* start DATA SHOWN *

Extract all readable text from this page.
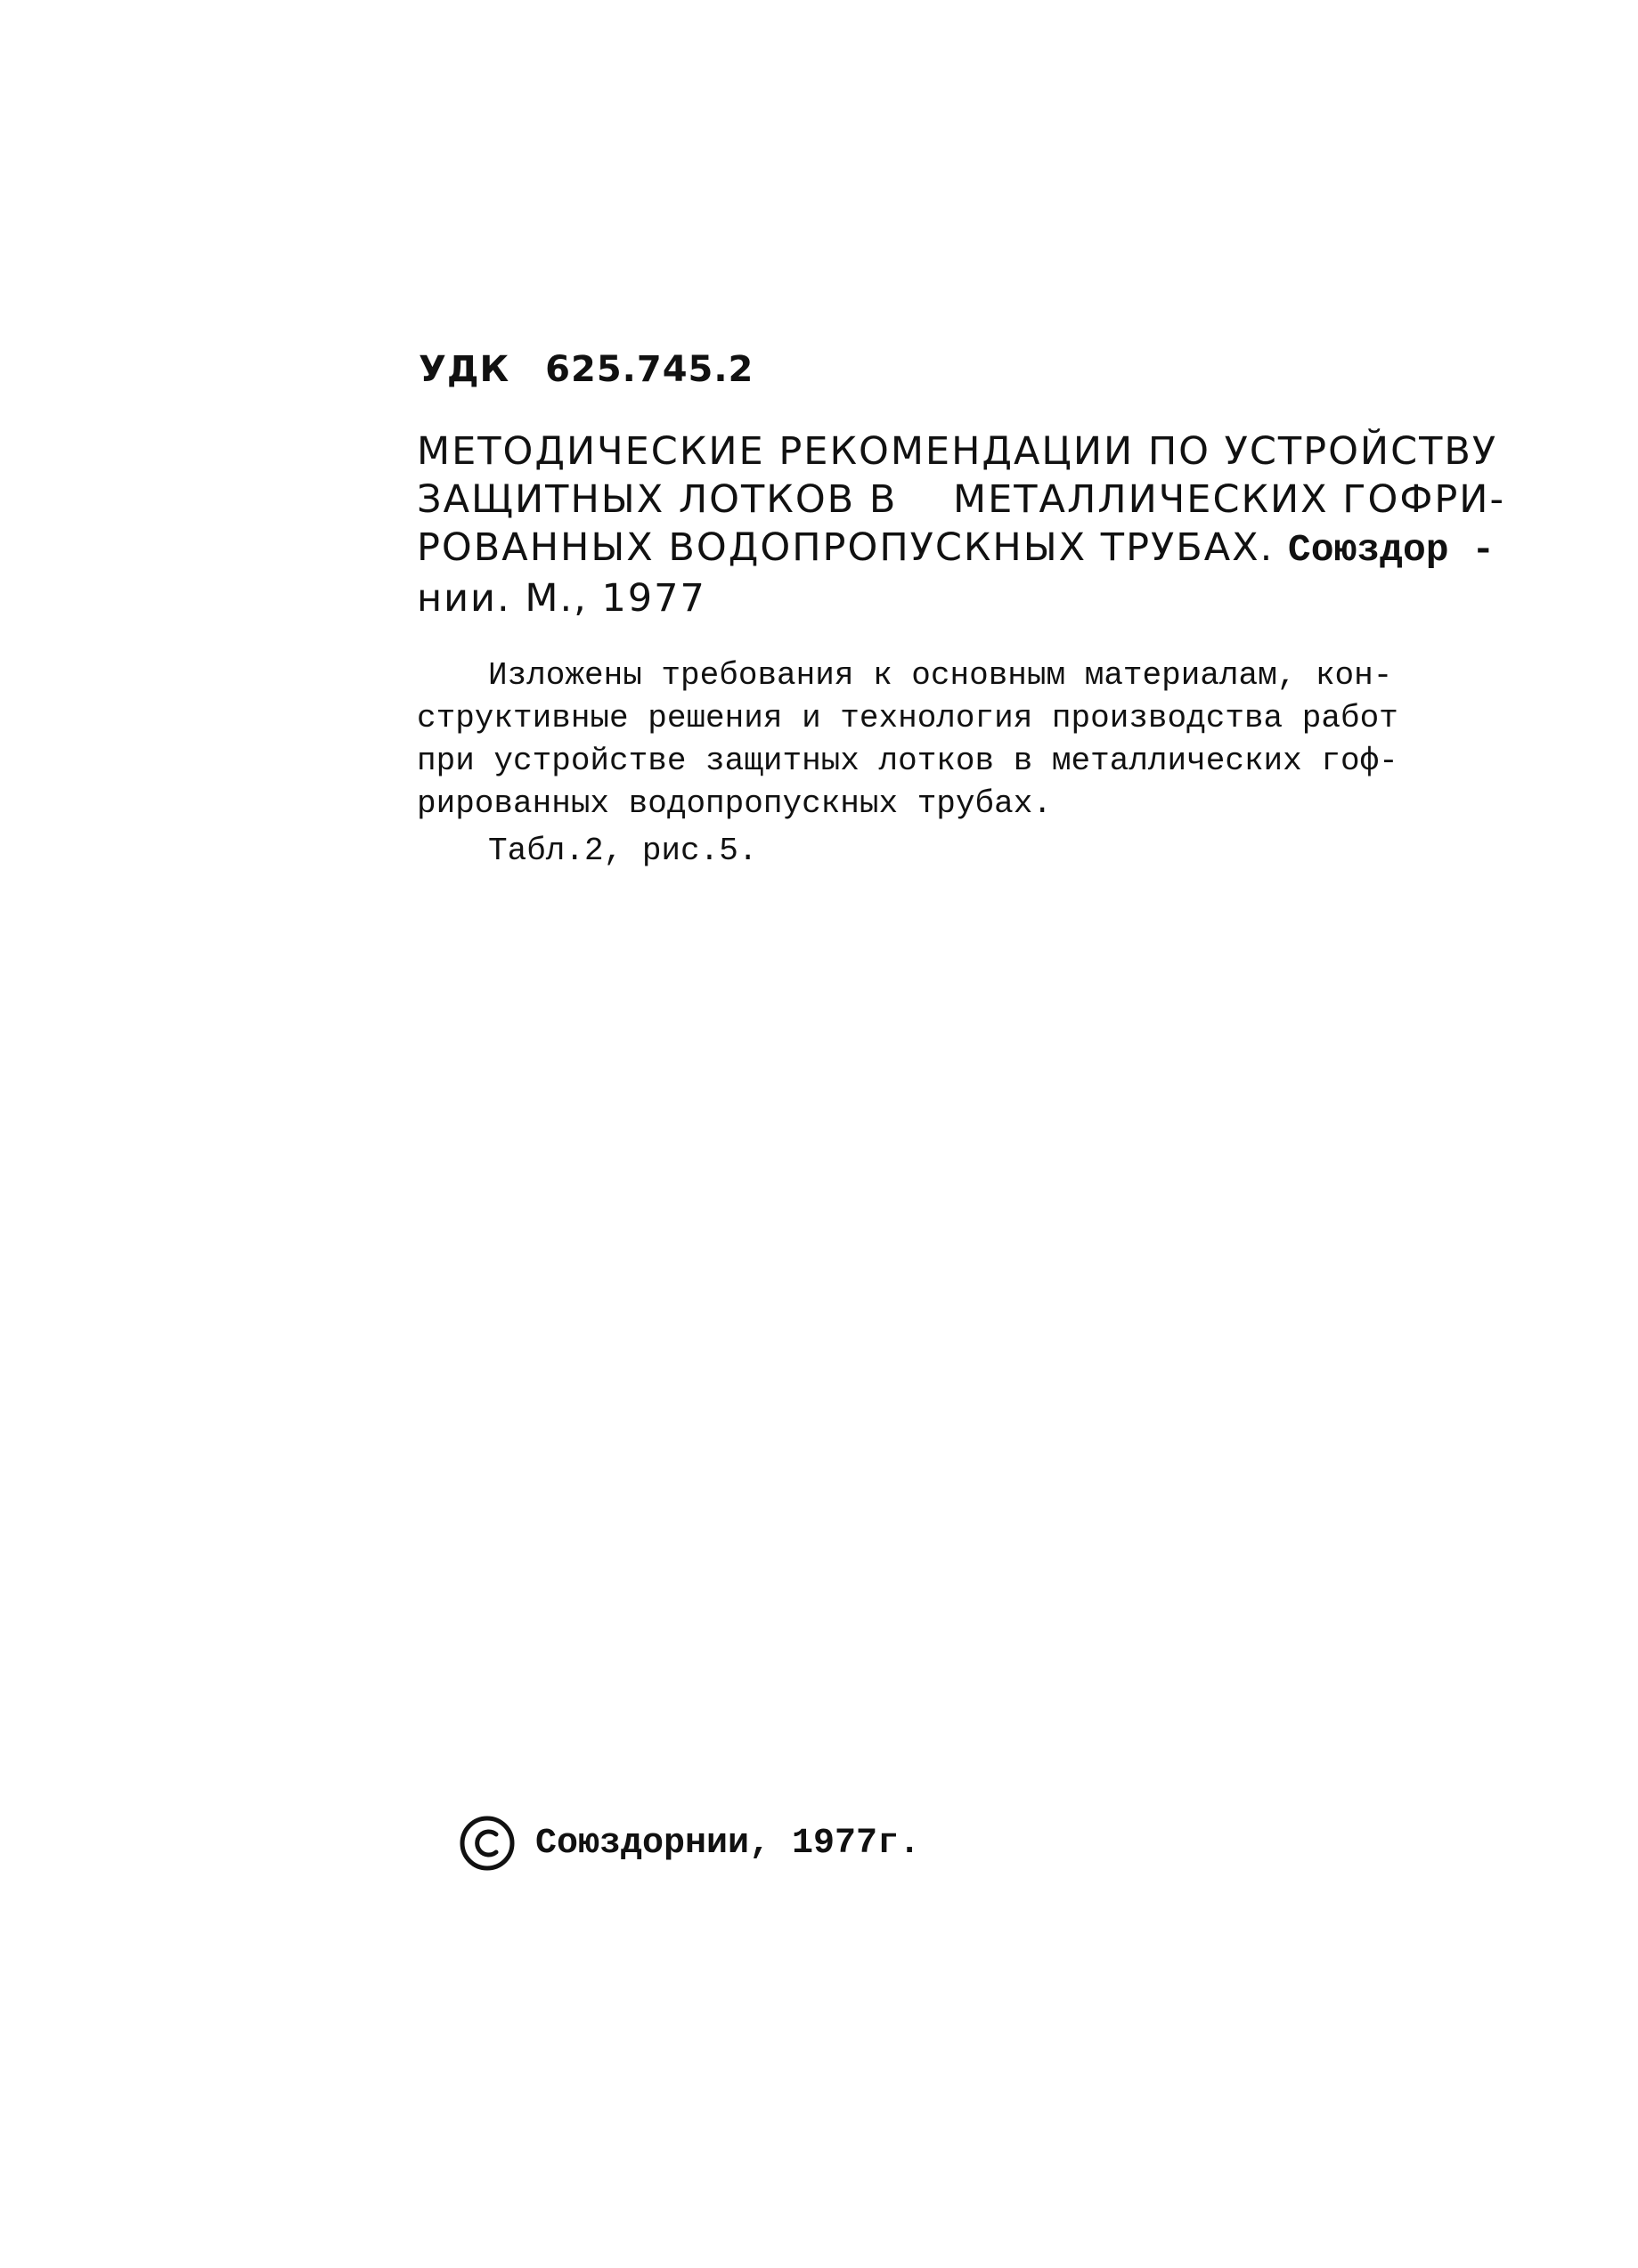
УДК 625.745.2
МЕТОДИЧЕСКИЕ РЕКОМЕНДАЦИИ ПО УСТРОЙСТВУ
ЗАЩИТНЫХ ЛОТКОВ В    МЕТАЛЛИЧЕСКИХ ГОФРИ-
РОВАННЫХ ВОДОПРОПУСКНЫХ ТРУБАХ. Союздор -
нии. М., 1977
Изложены требования к основным материалам, кон-
структивные решения и технология производства работ
при устройстве защитных лотков в металлических гоф-
рированных водопропускных трубах.
Табл.2, рис.5.
Союздорнии, 1977г.
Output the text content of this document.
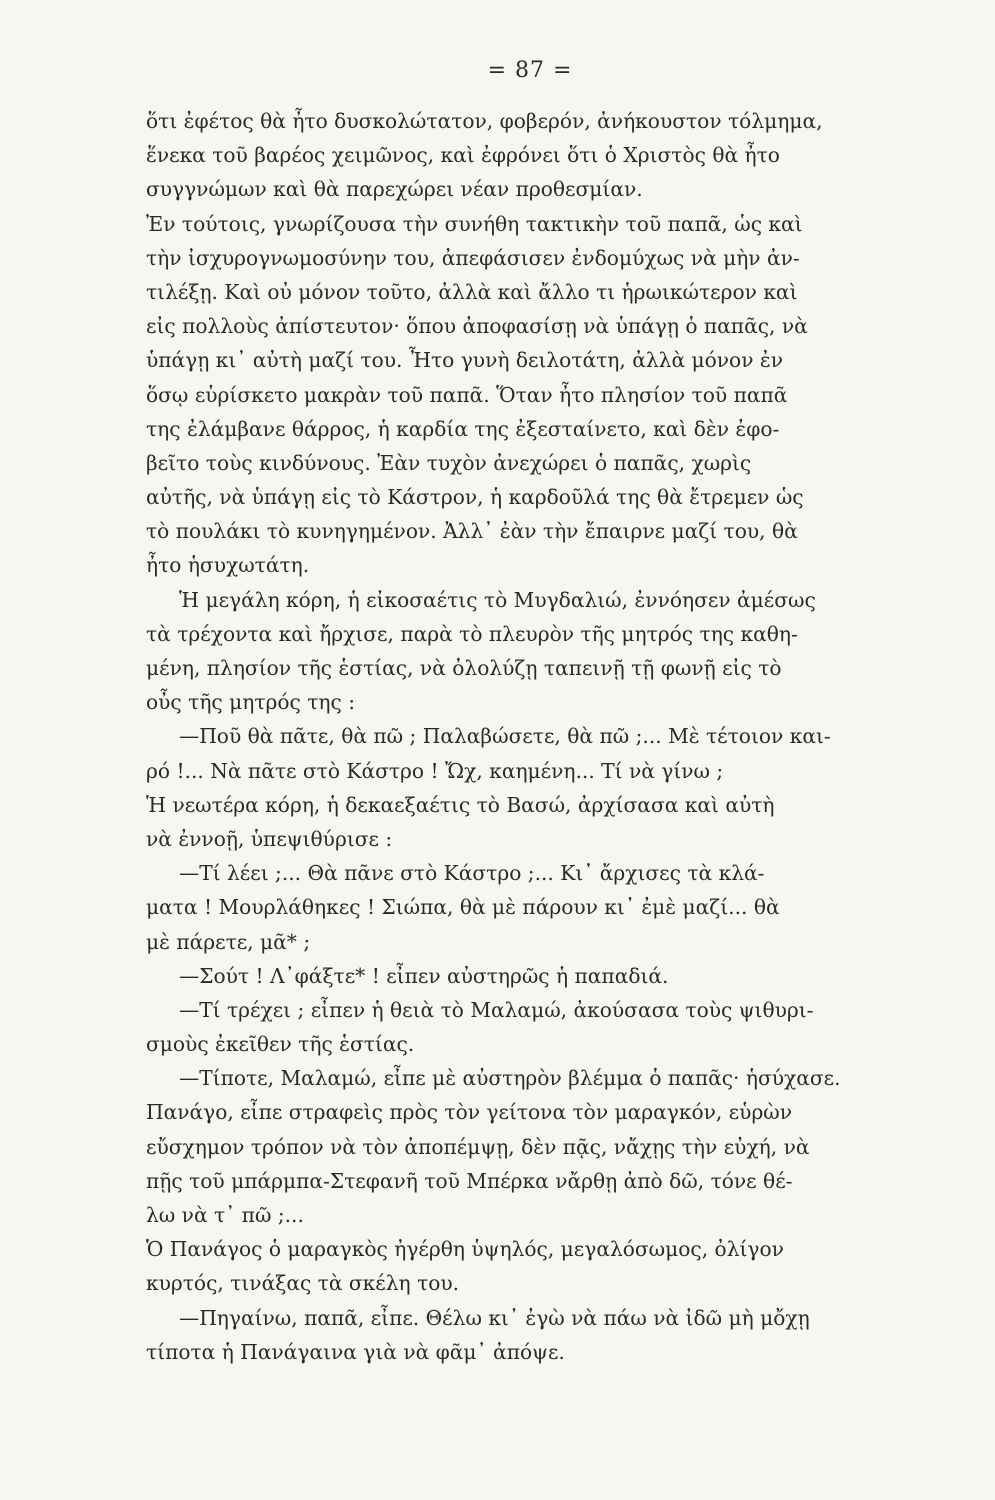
= 87 =
ὅτι ἐφέτος θὰ ἦτο δυσκολώτατον, φοβερόν, ἀνήκουστον τόλμημα,
ἕνεκα τοῦ βαρέος χειμῶνος, καὶ ἐφρόνει ὅτι ὁ Χριστὸς θὰ ἦτο
συγγνώμων καὶ θὰ παρεχώρει νέαν προθεσμίαν.
Ἐν τούτοις, γνωρίζουσα τὴν συνήθη τακτικὴν τοῦ παπᾶ, ὡς καὶ
τὴν ἰσχυρογνωμοσύνην του, ἀπεφάσισεν ἐνδομύχως νὰ μὴν ἀν-
τιλέξῃ. Καὶ οὐ μόνον τοῦτο, ἀλλὰ καὶ ἄλλο τι ἡρωικώτερον καὶ
εἰς πολλοὺς ἀπίστευτον· ὅπου ἀποφασίσῃ νὰ ὑπάγῃ ὁ παπᾶς, νὰ
ὑπάγῃ κι᾽ αὐτὴ μαζί του. Ἦτο γυνὴ δειλοτάτη, ἀλλὰ μόνον ἐν
ὅσῳ εὑρίσκετο μακρὰν τοῦ παπᾶ. Ὅταν ἦτο πλησίον τοῦ παπᾶ
της ἐλάμβανε θάρρος, ἡ καρδία της ἐξεσταίνετο, καὶ δὲν ἐφο-
βεῖτο τοὺς κινδύνους. Ἐὰν τυχὸν ἀνεχώρει ὁ παπᾶς, χωρὶς
αὐτῆς, νὰ ὑπάγῃ εἰς τὸ Κάστρον, ἡ καρδοῦλά της θὰ ἔτρεμεν ὡς
τὸ πουλάκι τὸ κυνηγημένον. Ἀλλ᾽ ἐὰν τὴν ἔπαιρνε μαζί του, θὰ
ἦτο ἡσυχωτάτη.
Ἡ μεγάλη κόρη, ἡ εἰκοσαέτις τὸ Μυγδαλιώ, ἐννόησεν ἀμέσως
τὰ τρέχοντα καὶ ἤρχισε, παρὰ τὸ πλευρὸν τῆς μητρός της καθη-
μένη, πλησίον τῆς ἑστίας, νὰ ὀλολύζῃ ταπεινῇ τῇ φωνῇ εἰς τὸ
οὖς τῆς μητρός της :
—Ποῦ θὰ πᾶτε, θὰ πῶ ; Παλαβώσετε, θὰ πῶ ;... Μὲ τέτοιον και-
ρό !... Νὰ πᾶτε στὸ Κάστρο ! Ὤχ, καημένη... Τί νὰ γίνω ;
Ἡ νεωτέρα κόρη, ἡ δεκαεξαέτις τὸ Βασώ, ἀρχίσασα καὶ αὐτὴ
νὰ ἐννοῇ, ὑπεψιθύρισε :
—Τί λέει ;... Θὰ πᾶνε στὸ Κάστρο ;... Κι᾽ ἄρχισες τὰ κλά-
ματα ! Μουρλάθηκες ! Σιώπα, θὰ μὲ πάρουν κι᾽ ἐμὲ μαζί... θὰ
μὲ πάρετε, μᾶ* ;
—Σούτ ! Λ᾽φάξτε* ! εἶπεν αὐστηρῶς ἡ παπαδιά.
—Τί τρέχει ; εἶπεν ἡ θειὰ τὸ Μαλαμώ, ἀκούσασα τοὺς ψιθυρι-
σμοὺς ἐκεῖθεν τῆς ἑστίας.
—Τίποτε, Μαλαμώ, εἶπε μὲ αὐστηρὸν βλέμμα ὁ παπᾶς· ἡσύχασε.
Πανάγο, εἶπε στραφεὶς πρὸς τὸν γείτονα τὸν μαραγκόν, εὑρὼν
εὔσχημον τρόπον νὰ τὸν ἀποπέμψῃ, δὲν πᾷς, νἄχῃς τὴν εὐχή, νὰ
πῇς τοῦ μπάρμπα-Στεφανῆ τοῦ Μπέρκα νἄρθῃ ἀπὸ δῶ, τόνε θέ-
λω νὰ τ᾽ πῶ ;...
Ὁ Πανάγος ὁ μαραγκὸς ἠγέρθη ὑψηλός, μεγαλόσωμος, ὀλίγον
κυρτός, τινάξας τὰ σκέλη του.
—Πηγαίνω, παπᾶ, εἶπε. Θέλω κι᾽ ἐγὼ νὰ πάω νὰ ἰδῶ μὴ μὄχῃ
τίποτα ἡ Πανάγαινα γιὰ νὰ φᾶμ᾽ ἀπόψε.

* end DATA SHOWN *

■ **EXERCISE REQUIREMENTS**: Copy every line in the records above that contains the word "εἶπεν".

■ **RESPONSE TO THIS EXERCISE**:
—Σούτ ! Λ᾽φάξτε* ! εἶπεν αὐστηρῶς ἡ παπαδιά.
—Τί τρέχει ; εἶπεν ἡ θειὰ τὸ Μαλαμώ, ἀκούσασα τοὺς ψιθυρι-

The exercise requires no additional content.